=== STORED DATA ===

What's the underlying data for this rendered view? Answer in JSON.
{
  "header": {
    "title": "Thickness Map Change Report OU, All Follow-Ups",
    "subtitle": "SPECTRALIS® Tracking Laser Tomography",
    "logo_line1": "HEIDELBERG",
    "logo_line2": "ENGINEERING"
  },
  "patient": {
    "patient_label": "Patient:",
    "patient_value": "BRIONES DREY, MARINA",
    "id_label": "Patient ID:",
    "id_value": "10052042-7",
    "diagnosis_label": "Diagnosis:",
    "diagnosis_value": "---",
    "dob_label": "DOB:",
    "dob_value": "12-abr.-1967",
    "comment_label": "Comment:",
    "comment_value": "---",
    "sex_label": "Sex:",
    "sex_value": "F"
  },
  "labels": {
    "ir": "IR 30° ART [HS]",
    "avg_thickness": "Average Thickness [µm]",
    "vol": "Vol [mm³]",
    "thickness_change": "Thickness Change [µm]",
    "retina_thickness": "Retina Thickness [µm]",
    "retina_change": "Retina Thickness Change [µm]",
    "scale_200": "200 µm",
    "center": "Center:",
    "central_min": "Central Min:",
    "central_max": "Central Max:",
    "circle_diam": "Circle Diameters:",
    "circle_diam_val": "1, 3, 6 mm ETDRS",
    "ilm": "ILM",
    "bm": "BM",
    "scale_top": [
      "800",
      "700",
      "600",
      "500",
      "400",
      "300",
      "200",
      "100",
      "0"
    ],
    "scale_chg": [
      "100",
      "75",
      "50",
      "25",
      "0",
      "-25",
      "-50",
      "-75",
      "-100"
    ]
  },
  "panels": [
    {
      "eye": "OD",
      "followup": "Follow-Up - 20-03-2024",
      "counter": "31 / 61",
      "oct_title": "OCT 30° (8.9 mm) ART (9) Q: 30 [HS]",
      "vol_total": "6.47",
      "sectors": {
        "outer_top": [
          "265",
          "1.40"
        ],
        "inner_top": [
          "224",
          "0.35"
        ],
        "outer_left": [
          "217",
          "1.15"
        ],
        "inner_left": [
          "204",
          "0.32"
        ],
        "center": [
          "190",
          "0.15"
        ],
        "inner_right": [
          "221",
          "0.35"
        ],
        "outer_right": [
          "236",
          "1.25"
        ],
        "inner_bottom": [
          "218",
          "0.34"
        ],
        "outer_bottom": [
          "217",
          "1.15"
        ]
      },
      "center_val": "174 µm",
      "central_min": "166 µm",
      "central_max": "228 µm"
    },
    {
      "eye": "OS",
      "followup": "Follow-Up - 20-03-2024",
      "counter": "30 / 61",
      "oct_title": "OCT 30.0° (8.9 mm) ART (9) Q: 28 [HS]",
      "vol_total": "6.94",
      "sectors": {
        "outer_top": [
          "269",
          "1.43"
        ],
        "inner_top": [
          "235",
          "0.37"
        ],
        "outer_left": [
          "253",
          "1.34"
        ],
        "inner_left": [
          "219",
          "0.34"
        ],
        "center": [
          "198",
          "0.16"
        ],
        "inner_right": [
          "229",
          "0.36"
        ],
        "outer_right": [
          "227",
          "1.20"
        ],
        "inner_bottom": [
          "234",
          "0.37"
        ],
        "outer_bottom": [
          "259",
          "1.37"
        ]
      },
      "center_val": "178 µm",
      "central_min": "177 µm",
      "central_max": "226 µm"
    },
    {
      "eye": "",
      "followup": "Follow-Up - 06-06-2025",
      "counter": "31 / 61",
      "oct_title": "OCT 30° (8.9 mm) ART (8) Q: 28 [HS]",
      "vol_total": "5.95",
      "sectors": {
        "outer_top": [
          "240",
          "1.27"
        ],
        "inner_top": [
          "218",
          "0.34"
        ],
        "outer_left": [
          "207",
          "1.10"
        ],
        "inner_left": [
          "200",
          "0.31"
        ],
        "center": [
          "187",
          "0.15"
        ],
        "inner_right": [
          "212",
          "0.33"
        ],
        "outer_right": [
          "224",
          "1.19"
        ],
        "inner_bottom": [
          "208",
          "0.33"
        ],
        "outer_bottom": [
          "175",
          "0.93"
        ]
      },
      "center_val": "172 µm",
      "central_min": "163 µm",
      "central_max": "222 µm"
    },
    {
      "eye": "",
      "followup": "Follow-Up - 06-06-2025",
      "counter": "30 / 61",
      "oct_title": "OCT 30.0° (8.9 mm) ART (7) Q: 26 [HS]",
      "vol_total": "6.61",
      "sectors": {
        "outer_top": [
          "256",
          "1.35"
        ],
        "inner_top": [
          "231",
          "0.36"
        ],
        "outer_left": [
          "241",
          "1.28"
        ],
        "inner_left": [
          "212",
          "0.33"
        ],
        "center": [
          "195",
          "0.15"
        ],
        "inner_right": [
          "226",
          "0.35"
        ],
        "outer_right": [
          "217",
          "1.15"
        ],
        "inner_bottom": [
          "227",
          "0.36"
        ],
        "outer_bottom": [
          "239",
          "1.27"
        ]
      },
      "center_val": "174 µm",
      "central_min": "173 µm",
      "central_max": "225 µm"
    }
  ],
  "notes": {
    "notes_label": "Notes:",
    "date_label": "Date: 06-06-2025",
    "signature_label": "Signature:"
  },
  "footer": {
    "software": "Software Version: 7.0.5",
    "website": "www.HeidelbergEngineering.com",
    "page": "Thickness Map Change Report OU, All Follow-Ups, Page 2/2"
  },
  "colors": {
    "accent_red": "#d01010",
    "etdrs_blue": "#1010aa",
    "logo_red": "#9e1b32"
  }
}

===

OBJECTIVE: Copy every line of the material, please, keeping it exactly the same.

THE OUTPUT:
What's the underlying data for this rendered view? Answer in JSON.
{
  "header": {
    "title": "Thickness Map Change Report OU, All Follow-Ups",
    "subtitle": "SPECTRALIS® Tracking Laser Tomography",
    "logo_line1": "HEIDELBERG",
    "logo_line2": "ENGINEERING"
  },
  "patient": {
    "patient_label": "Patient:",
    "patient_value": "BRIONES DREY, MARINA",
    "id_label": "Patient ID:",
    "id_value": "10052042-7",
    "diagnosis_label": "Diagnosis:",
    "diagnosis_value": "---",
    "dob_label": "DOB:",
    "dob_value": "12-abr.-1967",
    "comment_label": "Comment:",
    "comment_value": "---",
    "sex_label": "Sex:",
    "sex_value": "F"
  },
  "labels": {
    "ir": "IR 30° ART [HS]",
    "avg_thickness": "Average Thickness [µm]",
    "vol": "Vol [mm³]",
    "thickness_change": "Thickness Change [µm]",
    "retina_thickness": "Retina Thickness [µm]",
    "retina_change": "Retina Thickness Change [µm]",
    "scale_200": "200 µm",
    "center": "Center:",
    "central_min": "Central Min:",
    "central_max": "Central Max:",
    "circle_diam": "Circle Diameters:",
    "circle_diam_val": "1, 3, 6 mm ETDRS",
    "ilm": "ILM",
    "bm": "BM",
    "scale_top": [
      "800",
      "700",
      "600",
      "500",
      "400",
      "300",
      "200",
      "100",
      "0"
    ],
    "scale_chg": [
      "100",
      "75",
      "50",
      "25",
      "0",
      "-25",
      "-50",
      "-75",
      "-100"
    ]
  },
  "panels": [
    {
      "eye": "OD",
      "followup": "Follow-Up - 20-03-2024",
      "counter": "31 / 61",
      "oct_title": "OCT 30° (8.9 mm) ART (9) Q: 30 [HS]",
      "vol_total": "6.47",
      "sectors": {
        "outer_top": [
          "265",
          "1.40"
        ],
        "inner_top": [
          "224",
          "0.35"
        ],
        "outer_left": [
          "217",
          "1.15"
        ],
        "inner_left": [
          "204",
          "0.32"
        ],
        "center": [
          "190",
          "0.15"
        ],
        "inner_right": [
          "221",
          "0.35"
        ],
        "outer_right": [
          "236",
          "1.25"
        ],
        "inner_bottom": [
          "218",
          "0.34"
        ],
        "outer_bottom": [
          "217",
          "1.15"
        ]
      },
      "center_val": "174 µm",
      "central_min": "166 µm",
      "central_max": "228 µm"
    },
    {
      "eye": "OS",
      "followup": "Follow-Up - 20-03-2024",
      "counter": "30 / 61",
      "oct_title": "OCT 30.0° (8.9 mm) ART (9) Q: 28 [HS]",
      "vol_total": "6.94",
      "sectors": {
        "outer_top": [
          "269",
          "1.43"
        ],
        "inner_top": [
          "235",
          "0.37"
        ],
        "outer_left": [
          "253",
          "1.34"
        ],
        "inner_left": [
          "219",
          "0.34"
        ],
        "center": [
          "198",
          "0.16"
        ],
        "inner_right": [
          "229",
          "0.36"
        ],
        "outer_right": [
          "227",
          "1.20"
        ],
        "inner_bottom": [
          "234",
          "0.37"
        ],
        "outer_bottom": [
          "259",
          "1.37"
        ]
      },
      "center_val": "178 µm",
      "central_min": "177 µm",
      "central_max": "226 µm"
    },
    {
      "eye": "",
      "followup": "Follow-Up - 06-06-2025",
      "counter": "31 / 61",
      "oct_title": "OCT 30° (8.9 mm) ART (8) Q: 28 [HS]",
      "vol_total": "5.95",
      "sectors": {
        "outer_top": [
          "240",
          "1.27"
        ],
        "inner_top": [
          "218",
          "0.34"
        ],
        "outer_left": [
          "207",
          "1.10"
        ],
        "inner_left": [
          "200",
          "0.31"
        ],
        "center": [
          "187",
          "0.15"
        ],
        "inner_right": [
          "212",
          "0.33"
        ],
        "outer_right": [
          "224",
          "1.19"
        ],
        "inner_bottom": [
          "208",
          "0.33"
        ],
        "outer_bottom": [
          "175",
          "0.93"
        ]
      },
      "center_val": "172 µm",
      "central_min": "163 µm",
      "central_max": "222 µm"
    },
    {
      "eye": "",
      "followup": "Follow-Up - 06-06-2025",
      "counter": "30 / 61",
      "oct_title": "OCT 30.0° (8.9 mm) ART (7) Q: 26 [HS]",
      "vol_total": "6.61",
      "sectors": {
        "outer_top": [
          "256",
          "1.35"
        ],
        "inner_top": [
          "231",
          "0.36"
        ],
        "outer_left": [
          "241",
          "1.28"
        ],
        "inner_left": [
          "212",
          "0.33"
        ],
        "center": [
          "195",
          "0.15"
        ],
        "inner_right": [
          "226",
          "0.35"
        ],
        "outer_right": [
          "217",
          "1.15"
        ],
        "inner_bottom": [
          "227",
          "0.36"
        ],
        "outer_bottom": [
          "239",
          "1.27"
        ]
      },
      "center_val": "174 µm",
      "central_min": "173 µm",
      "central_max": "225 µm"
    }
  ],
  "notes": {
    "notes_label": "Notes:",
    "date_label": "Date: 06-06-2025",
    "signature_label": "Signature:"
  },
  "footer": {
    "software": "Software Version: 7.0.5",
    "website": "www.HeidelbergEngineering.com",
    "page": "Thickness Map Change Report OU, All Follow-Ups, Page 2/2"
  },
  "colors": {
    "accent_red": "#d01010",
    "etdrs_blue": "#1010aa",
    "logo_red": "#9e1b32"
  }
}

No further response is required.